_TASK DESCRIPTION_
Copy every entry precisely.

_RECORD SET_
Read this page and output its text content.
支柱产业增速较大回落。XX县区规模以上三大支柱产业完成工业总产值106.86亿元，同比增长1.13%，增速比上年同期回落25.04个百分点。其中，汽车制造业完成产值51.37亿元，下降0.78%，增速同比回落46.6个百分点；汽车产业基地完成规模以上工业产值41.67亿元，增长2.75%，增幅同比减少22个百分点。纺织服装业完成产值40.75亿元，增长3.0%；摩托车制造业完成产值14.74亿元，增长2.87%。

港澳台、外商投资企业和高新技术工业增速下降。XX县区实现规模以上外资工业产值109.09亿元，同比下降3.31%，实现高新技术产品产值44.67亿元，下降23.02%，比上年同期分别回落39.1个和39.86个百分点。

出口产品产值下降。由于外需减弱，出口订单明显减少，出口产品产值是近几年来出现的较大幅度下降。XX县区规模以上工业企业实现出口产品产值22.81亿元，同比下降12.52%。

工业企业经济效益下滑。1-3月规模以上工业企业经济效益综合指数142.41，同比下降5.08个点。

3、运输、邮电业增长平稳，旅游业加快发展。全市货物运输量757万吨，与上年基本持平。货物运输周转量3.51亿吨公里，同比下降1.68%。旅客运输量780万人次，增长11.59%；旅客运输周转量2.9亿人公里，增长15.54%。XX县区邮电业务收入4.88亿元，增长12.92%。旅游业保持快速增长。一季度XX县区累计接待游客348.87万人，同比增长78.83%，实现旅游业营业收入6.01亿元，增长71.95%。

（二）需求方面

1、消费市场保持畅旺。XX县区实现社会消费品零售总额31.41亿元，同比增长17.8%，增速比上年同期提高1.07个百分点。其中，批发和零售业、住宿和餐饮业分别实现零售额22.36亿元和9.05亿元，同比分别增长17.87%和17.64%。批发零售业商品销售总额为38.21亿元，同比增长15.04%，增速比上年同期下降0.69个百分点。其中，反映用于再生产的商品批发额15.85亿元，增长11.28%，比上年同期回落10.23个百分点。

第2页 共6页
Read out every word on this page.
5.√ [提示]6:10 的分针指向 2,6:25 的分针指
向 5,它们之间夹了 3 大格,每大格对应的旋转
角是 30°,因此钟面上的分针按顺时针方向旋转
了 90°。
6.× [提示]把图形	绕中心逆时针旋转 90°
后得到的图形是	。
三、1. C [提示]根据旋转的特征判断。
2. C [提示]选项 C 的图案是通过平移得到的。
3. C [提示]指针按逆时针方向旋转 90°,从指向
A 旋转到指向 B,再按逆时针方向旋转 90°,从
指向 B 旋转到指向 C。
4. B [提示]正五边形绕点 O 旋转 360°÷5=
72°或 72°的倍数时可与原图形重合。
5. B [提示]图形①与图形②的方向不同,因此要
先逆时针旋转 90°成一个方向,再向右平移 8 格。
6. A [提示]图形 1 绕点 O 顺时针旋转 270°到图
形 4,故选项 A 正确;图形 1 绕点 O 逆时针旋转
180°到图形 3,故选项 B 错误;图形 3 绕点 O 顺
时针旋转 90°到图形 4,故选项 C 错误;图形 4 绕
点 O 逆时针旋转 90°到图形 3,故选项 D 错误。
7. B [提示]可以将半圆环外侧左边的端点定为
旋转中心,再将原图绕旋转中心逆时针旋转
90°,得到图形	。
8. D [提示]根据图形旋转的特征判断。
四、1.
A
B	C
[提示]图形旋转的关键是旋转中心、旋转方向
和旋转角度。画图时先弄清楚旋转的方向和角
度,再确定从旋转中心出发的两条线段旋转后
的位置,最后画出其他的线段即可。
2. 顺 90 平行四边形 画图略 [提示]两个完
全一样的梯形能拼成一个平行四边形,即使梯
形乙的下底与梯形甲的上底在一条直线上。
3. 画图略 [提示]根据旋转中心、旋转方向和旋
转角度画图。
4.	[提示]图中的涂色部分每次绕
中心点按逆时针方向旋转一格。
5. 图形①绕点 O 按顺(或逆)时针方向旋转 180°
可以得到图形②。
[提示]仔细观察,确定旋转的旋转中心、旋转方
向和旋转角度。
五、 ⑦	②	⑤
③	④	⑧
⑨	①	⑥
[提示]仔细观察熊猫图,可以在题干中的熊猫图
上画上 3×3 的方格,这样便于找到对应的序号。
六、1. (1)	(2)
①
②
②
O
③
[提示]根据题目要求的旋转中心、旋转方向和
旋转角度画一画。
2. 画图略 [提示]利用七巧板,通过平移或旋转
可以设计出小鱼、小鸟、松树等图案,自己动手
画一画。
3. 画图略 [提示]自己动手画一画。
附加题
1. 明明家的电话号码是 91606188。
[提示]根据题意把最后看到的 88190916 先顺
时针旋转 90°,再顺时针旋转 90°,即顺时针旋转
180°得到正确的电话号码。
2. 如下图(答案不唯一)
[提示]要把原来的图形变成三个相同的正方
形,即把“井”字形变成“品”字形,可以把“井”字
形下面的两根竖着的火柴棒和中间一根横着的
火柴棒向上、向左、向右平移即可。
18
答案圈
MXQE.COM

_EXERCISE ANSWER_
Read this page and output its text content.
支柱产业增速较大回落。XX县区规模以上三大支柱产业完成工业总产值106.86亿元，同比增长1.13%，增速比上年同期回落25.04个百分点。其中，汽车制造业完成产值51.37亿元，下降0.78%，增速同比回落46.6个百分点；汽车产业基地完成规模以上工业产值41.67亿元，增长2.75%，增幅同比减少22个百分点。纺织服装业完成产值40.75亿元，增长3.0%；摩托车制造业完成产值14.74亿元，增长2.87%。

港澳台、外商投资企业和高新技术工业增速下降。XX县区实现规模以上外资工业产值109.09亿元，同比下降3.31%，实现高新技术产品产值44.67亿元，下降23.02%，比上年同期分别回落39.1个和39.86个百分点。

出口产品产值下降。由于外需减弱，出口订单明显减少，出口产品产值是近几年来出现的较大幅度下降。XX县区规模以上工业企业实现出口产品产值22.81亿元，同比下降12.52%。

工业企业经济效益下滑。1-3月规模以上工业企业经济效益综合指数142.41，同比下降5.08个点。

3、运输、邮电业增长平稳，旅游业加快发展。全市货物运输量757万吨，与上年基本持平。货物运输周转量3.51亿吨公里，同比下降1.68%。旅客运输量780万人次，增长11.59%；旅客运输周转量2.9亿人公里，增长15.54%。XX县区邮电业务收入4.88亿元，增长12.92%。旅游业保持快速增长。一季度XX县区累计接待游客348.87万人，同比增长78.83%，实现旅游业营业收入6.01亿元，增长71.95%。

（二）需求方面

1、消费市场保持畅旺。XX县区实现社会消费品零售总额31.41亿元，同比增长17.8%，增速比上年同期提高1.07个百分点。其中，批发和零售业、住宿和餐饮业分别实现零售额22.36亿元和9.05亿元，同比分别增长17.87%和17.64%。批发零售业商品销售总额为38.21亿元，同比增长15.04%，增速比上年同期下降0.69个百分点。其中，反映用于再生产的商品批发额15.85亿元，增长11.28%，比上年同期回落10.23个百分点。

第2页 共6页
Read out every word on this page.
5.√ [提示]6:10 的分针指向 2,6:25 的分针指
向 5,它们之间夹了 3 大格,每大格对应的旋转
角是 30°,因此钟面上的分针按顺时针方向旋转
了 90°。
6.× [提示]把图形	绕中心逆时针旋转 90°
后得到的图形是	。
三、1. C [提示]根据旋转的特征判断。
2. C [提示]选项 C 的图案是通过平移得到的。
3. C [提示]指针按逆时针方向旋转 90°,从指向
A 旋转到指向 B,再按逆时针方向旋转 90°,从
指向 B 旋转到指向 C。
4. B [提示]正五边形绕点 O 旋转 360°÷5=
72°或 72°的倍数时可与原图形重合。
5. B [提示]图形①与图形②的方向不同,因此要
先逆时针旋转 90°成一个方向,再向右平移 8 格。
6. A [提示]图形 1 绕点 O 顺时针旋转 270°到图
形 4,故选项 A 正确;图形 1 绕点 O 逆时针旋转
180°到图形 3,故选项 B 错误;图形 3 绕点 O 顺
时针旋转 90°到图形 4,故选项 C 错误;图形 4 绕
点 O 逆时针旋转 90°到图形 3,故选项 D 错误。
7. B [提示]可以将半圆环外侧左边的端点定为
旋转中心,再将原图绕旋转中心逆时针旋转
90°,得到图形	。
8. D [提示]根据图形旋转的特征判断。
四、1.
A
B	C
[提示]图形旋转的关键是旋转中心、旋转方向
和旋转角度。画图时先弄清楚旋转的方向和角
度,再确定从旋转中心出发的两条线段旋转后
的位置,最后画出其他的线段即可。
2. 顺 90 平行四边形 画图略 [提示]两个完
全一样的梯形能拼成一个平行四边形,即使梯
形乙的下底与梯形甲的上底在一条直线上。
3. 画图略 [提示]根据旋转中心、旋转方向和旋
转角度画图。
4.	[提示]图中的涂色部分每次绕
中心点按逆时针方向旋转一格。
5. 图形①绕点 O 按顺(或逆)时针方向旋转 180°
可以得到图形②。
[提示]仔细观察,确定旋转的旋转中心、旋转方
向和旋转角度。
五、 ⑦	②	⑤
③	④	⑧
⑨	①	⑥
[提示]仔细观察熊猫图,可以在题干中的熊猫图
上画上 3×3 的方格,这样便于找到对应的序号。
六、1. (1)	(2)
①
②
②
O
③
[提示]根据题目要求的旋转中心、旋转方向和
旋转角度画一画。
2. 画图略 [提示]利用七巧板,通过平移或旋转
可以设计出小鱼、小鸟、松树等图案,自己动手
画一画。
3. 画图略 [提示]自己动手画一画。
附加题
1. 明明家的电话号码是 91606188。
[提示]根据题意把最后看到的 88190916 先顺
时针旋转 90°,再顺时针旋转 90°,即顺时针旋转
180°得到正确的电话号码。
2. 如下图(答案不唯一)
[提示]要把原来的图形变成三个相同的正方
形,即把“井”字形变成“品”字形,可以把“井”字
形下面的两根竖着的火柴棒和中间一根横着的
火柴棒向上、向左、向右平移即可。
18
答案圈
MXQE.COM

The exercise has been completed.